GIVEN REQUEST: Determine which lines of the records include the word "label", and copy them.

LISTING:
# # # # # # #

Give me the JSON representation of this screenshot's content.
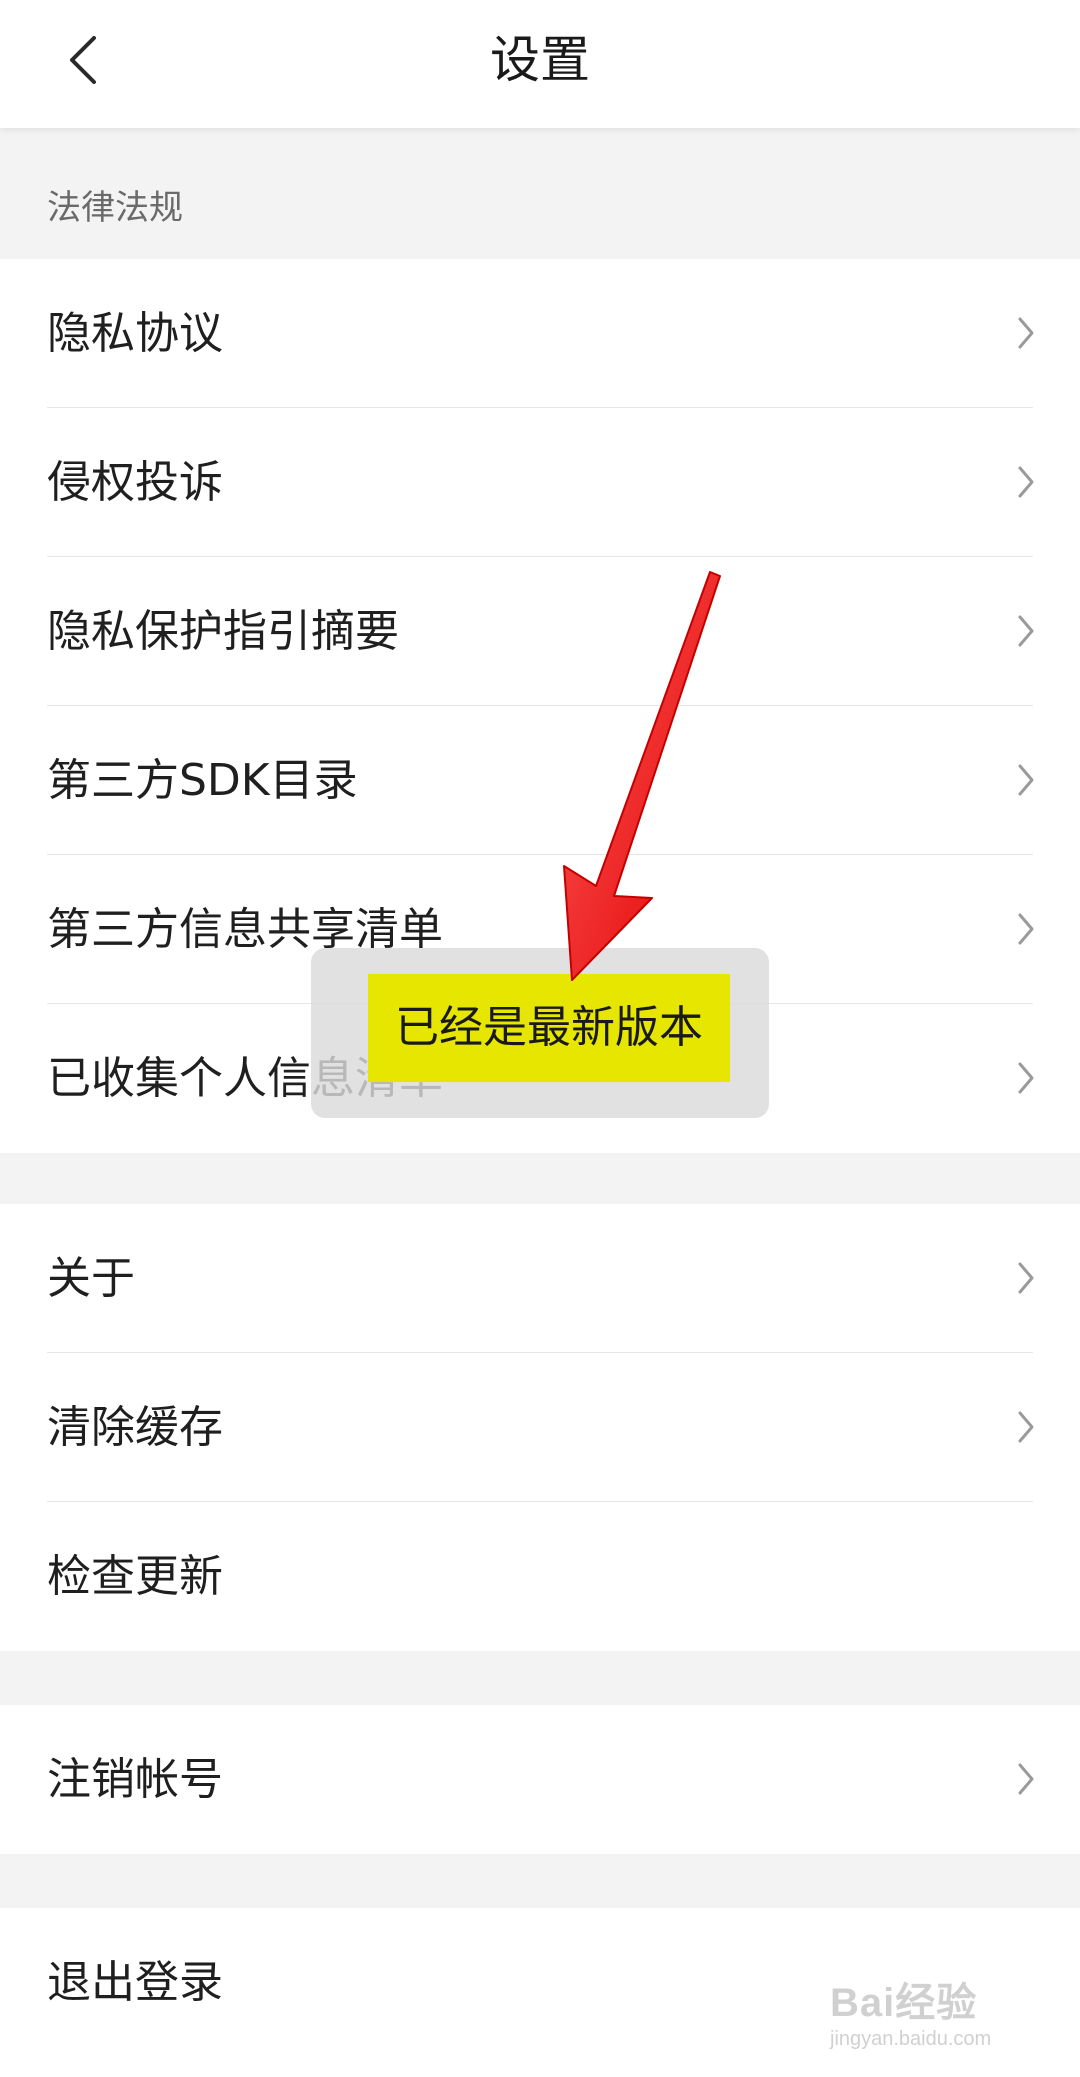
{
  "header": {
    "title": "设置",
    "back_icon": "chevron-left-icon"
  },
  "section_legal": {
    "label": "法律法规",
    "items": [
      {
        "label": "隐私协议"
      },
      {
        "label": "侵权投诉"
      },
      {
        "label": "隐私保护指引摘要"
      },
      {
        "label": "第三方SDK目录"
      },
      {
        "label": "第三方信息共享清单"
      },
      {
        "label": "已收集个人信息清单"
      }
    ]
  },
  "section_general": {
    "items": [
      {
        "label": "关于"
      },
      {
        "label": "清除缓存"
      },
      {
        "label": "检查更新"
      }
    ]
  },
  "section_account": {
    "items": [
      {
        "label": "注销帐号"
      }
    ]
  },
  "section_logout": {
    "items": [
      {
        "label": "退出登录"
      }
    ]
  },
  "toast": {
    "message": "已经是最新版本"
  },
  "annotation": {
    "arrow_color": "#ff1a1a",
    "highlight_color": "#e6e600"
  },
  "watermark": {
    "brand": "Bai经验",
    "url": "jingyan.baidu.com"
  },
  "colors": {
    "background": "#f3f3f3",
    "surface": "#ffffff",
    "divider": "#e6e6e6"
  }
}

# # # # # # #

THE COMPLETED TASK:
    "label": "法律法规",
        "label": "隐私协议"
        "label": "侵权投诉"
        "label": "隐私保护指引摘要"
        "label": "第三方SDK目录"
        "label": "第三方信息共享清单"
        "label": "已收集个人信息清单"
        "label": "关于"
        "label": "清除缓存"
        "label": "检查更新"
        "label": "注销帐号"
        "label": "退出登录"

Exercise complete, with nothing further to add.